*Requirements:*
Please quote the material exactly, every line of it.

-- START --

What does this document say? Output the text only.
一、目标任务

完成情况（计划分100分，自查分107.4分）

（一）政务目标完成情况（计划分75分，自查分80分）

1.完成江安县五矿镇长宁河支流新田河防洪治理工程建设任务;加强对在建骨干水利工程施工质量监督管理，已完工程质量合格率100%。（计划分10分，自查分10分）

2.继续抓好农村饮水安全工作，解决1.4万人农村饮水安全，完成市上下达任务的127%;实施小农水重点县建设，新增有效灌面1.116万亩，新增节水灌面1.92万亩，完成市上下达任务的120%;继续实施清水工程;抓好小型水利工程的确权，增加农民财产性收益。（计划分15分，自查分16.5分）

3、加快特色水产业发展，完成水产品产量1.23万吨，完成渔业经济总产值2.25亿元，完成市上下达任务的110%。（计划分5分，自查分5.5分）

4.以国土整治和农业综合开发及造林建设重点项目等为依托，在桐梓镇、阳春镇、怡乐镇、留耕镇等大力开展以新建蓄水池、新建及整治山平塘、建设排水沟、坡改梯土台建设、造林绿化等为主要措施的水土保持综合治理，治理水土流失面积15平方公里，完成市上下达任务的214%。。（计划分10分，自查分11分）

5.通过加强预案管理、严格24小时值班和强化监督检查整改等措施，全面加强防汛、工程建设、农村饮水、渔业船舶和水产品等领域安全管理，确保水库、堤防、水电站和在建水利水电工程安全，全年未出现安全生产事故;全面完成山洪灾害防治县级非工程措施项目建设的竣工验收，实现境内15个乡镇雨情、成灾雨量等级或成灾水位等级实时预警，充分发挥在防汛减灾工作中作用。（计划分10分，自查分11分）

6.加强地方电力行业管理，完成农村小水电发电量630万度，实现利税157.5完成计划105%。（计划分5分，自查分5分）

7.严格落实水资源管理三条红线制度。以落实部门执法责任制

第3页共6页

-- END --

*Output:*
What does this document say? Output the text only.
一、目标任务

完成情况（计划分100分，自查分107.4分）

（一）政务目标完成情况（计划分75分，自查分80分）

1.完成江安县五矿镇长宁河支流新田河防洪治理工程建设任务;加强对在建骨干水利工程施工质量监督管理，已完工程质量合格率100%。（计划分10分，自查分10分）

2.继续抓好农村饮水安全工作，解决1.4万人农村饮水安全，完成市上下达任务的127%;实施小农水重点县建设，新增有效灌面1.116万亩，新增节水灌面1.92万亩，完成市上下达任务的120%;继续实施清水工程;抓好小型水利工程的确权，增加农民财产性收益。（计划分15分，自查分16.5分）

3、加快特色水产业发展，完成水产品产量1.23万吨，完成渔业经济总产值2.25亿元，完成市上下达任务的110%。（计划分5分，自查分5.5分）

4.以国土整治和农业综合开发及造林建设重点项目等为依托，在桐梓镇、阳春镇、怡乐镇、留耕镇等大力开展以新建蓄水池、新建及整治山平塘、建设排水沟、坡改梯土台建设、造林绿化等为主要措施的水土保持综合治理，治理水土流失面积15平方公里，完成市上下达任务的214%。。（计划分10分，自查分11分）

5.通过加强预案管理、严格24小时值班和强化监督检查整改等措施，全面加强防汛、工程建设、农村饮水、渔业船舶和水产品等领域安全管理，确保水库、堤防、水电站和在建水利水电工程安全，全年未出现安全生产事故;全面完成山洪灾害防治县级非工程措施项目建设的竣工验收，实现境内15个乡镇雨情、成灾雨量等级或成灾水位等级实时预警，充分发挥在防汛减灾工作中作用。（计划分10分，自查分11分）

6.加强地方电力行业管理，完成农村小水电发电量630万度，实现利税157.5完成计划105%。（计划分5分，自查分5分）

7.严格落实水资源管理三条红线制度。以落实部门执法责任制

第3页共6页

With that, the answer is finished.